*Dataset content*.
━━━━
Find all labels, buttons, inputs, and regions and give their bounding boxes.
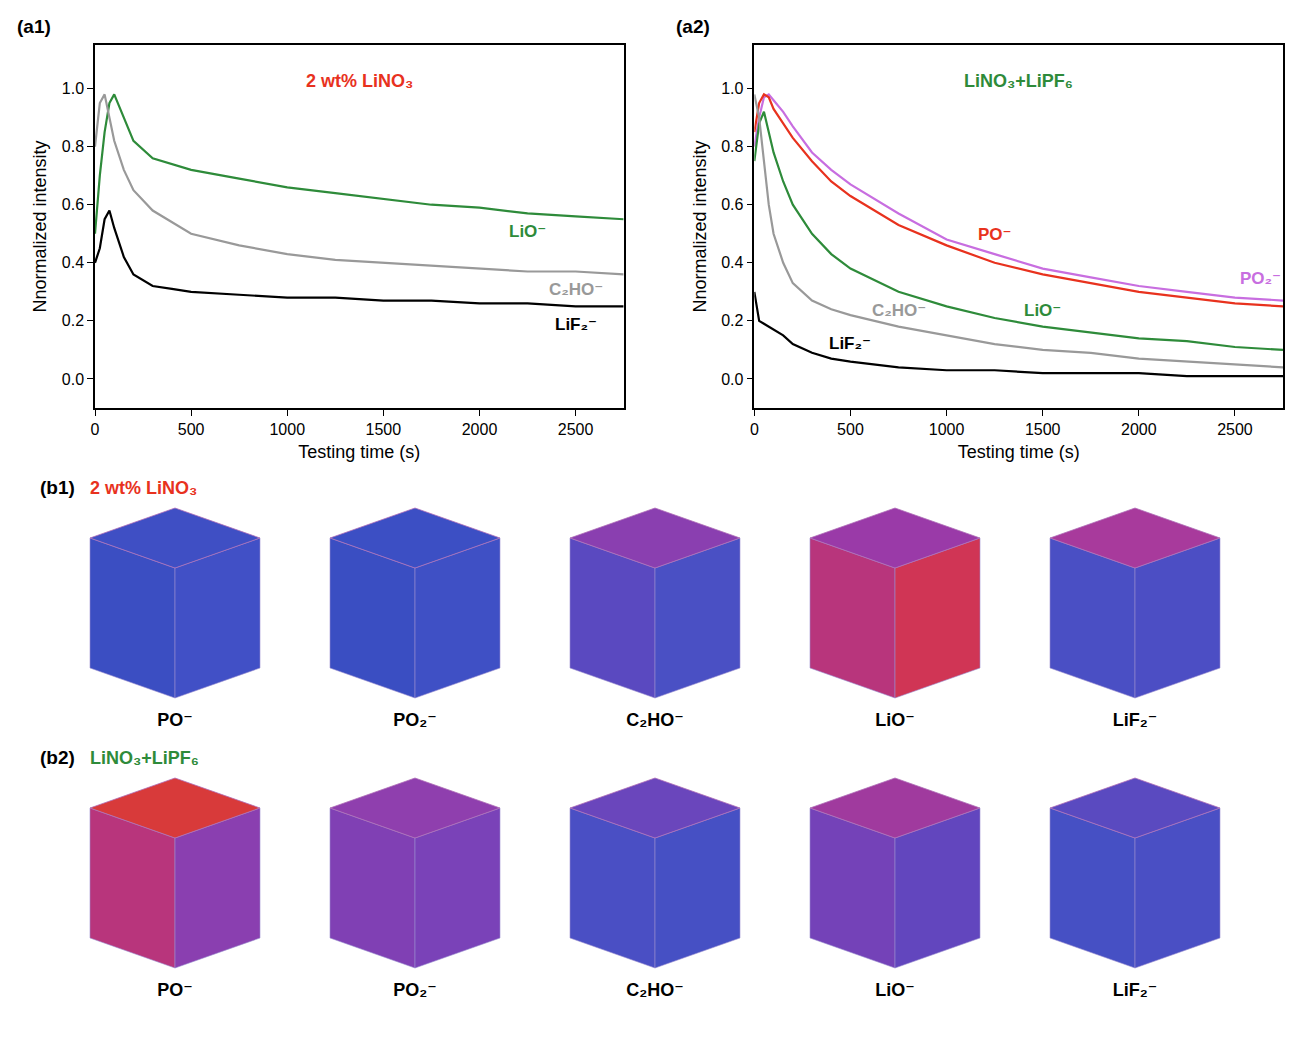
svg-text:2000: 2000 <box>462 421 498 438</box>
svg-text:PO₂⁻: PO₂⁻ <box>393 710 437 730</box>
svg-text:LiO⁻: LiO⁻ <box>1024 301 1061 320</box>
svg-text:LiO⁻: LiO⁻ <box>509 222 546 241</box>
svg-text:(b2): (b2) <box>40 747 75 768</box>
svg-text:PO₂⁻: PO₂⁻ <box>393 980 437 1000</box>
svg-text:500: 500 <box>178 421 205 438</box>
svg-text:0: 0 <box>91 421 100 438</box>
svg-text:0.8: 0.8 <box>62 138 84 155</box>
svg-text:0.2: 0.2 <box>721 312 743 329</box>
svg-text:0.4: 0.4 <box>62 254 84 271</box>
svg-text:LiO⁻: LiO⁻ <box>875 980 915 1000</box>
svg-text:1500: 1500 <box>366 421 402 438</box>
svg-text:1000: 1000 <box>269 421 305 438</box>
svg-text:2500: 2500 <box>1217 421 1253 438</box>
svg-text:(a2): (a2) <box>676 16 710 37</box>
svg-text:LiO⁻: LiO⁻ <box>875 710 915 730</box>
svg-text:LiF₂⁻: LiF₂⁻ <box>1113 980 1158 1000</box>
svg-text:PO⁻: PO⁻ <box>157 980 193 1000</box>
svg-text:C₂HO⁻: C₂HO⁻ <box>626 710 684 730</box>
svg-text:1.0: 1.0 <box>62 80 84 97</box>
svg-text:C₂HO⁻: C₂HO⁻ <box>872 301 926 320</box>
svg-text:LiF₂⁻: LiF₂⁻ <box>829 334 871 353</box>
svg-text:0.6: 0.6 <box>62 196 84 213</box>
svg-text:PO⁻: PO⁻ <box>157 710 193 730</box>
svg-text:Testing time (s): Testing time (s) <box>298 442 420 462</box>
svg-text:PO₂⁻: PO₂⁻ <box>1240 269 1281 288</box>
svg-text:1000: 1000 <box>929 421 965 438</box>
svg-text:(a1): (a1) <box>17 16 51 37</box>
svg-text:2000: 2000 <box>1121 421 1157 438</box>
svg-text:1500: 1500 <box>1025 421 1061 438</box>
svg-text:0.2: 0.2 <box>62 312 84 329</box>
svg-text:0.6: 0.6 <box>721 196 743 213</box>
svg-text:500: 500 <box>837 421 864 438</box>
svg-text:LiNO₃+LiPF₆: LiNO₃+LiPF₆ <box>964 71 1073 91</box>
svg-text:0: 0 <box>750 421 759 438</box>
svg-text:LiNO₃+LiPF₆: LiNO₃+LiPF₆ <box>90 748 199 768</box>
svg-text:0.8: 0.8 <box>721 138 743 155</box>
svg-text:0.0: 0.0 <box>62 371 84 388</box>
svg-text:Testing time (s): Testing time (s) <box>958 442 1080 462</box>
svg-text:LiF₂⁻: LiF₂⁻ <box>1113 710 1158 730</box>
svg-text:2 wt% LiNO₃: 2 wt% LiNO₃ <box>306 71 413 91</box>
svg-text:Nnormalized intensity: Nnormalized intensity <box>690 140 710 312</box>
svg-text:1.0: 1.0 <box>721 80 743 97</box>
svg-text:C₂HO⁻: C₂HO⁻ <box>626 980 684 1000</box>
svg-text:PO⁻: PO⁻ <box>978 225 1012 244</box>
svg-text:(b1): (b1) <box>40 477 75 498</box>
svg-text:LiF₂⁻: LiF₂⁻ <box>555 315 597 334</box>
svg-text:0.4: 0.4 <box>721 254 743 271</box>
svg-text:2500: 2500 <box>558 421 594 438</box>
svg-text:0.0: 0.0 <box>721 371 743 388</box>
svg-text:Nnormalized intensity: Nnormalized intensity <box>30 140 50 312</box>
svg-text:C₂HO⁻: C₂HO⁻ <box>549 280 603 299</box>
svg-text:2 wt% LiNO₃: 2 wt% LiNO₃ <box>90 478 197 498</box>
━━━━
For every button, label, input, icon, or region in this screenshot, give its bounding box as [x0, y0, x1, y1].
━━━━
*Task objective*.
Begin at the line that contains "Find all labels, buttons, inputs, and" and stop after the line that contains "svg-text:PO₂⁻: PO₂⁻ <box>393 980", copying every line between them exactly. Leave the pictures out.

*Answer for the task*.
Find all labels, buttons, inputs, and regions and give their bounding boxes.
svg-text:2000: 2000 <box>462 421 498 438</box>
svg-text:PO₂⁻: PO₂⁻ <box>393 710 437 730</box>
svg-text:LiO⁻: LiO⁻ <box>1024 301 1061 320</box>
svg-text:LiO⁻: LiO⁻ <box>509 222 546 241</box>
svg-text:(b2): (b2) <box>40 747 75 768</box>
svg-text:PO₂⁻: PO₂⁻ <box>393 980 437 1000</box>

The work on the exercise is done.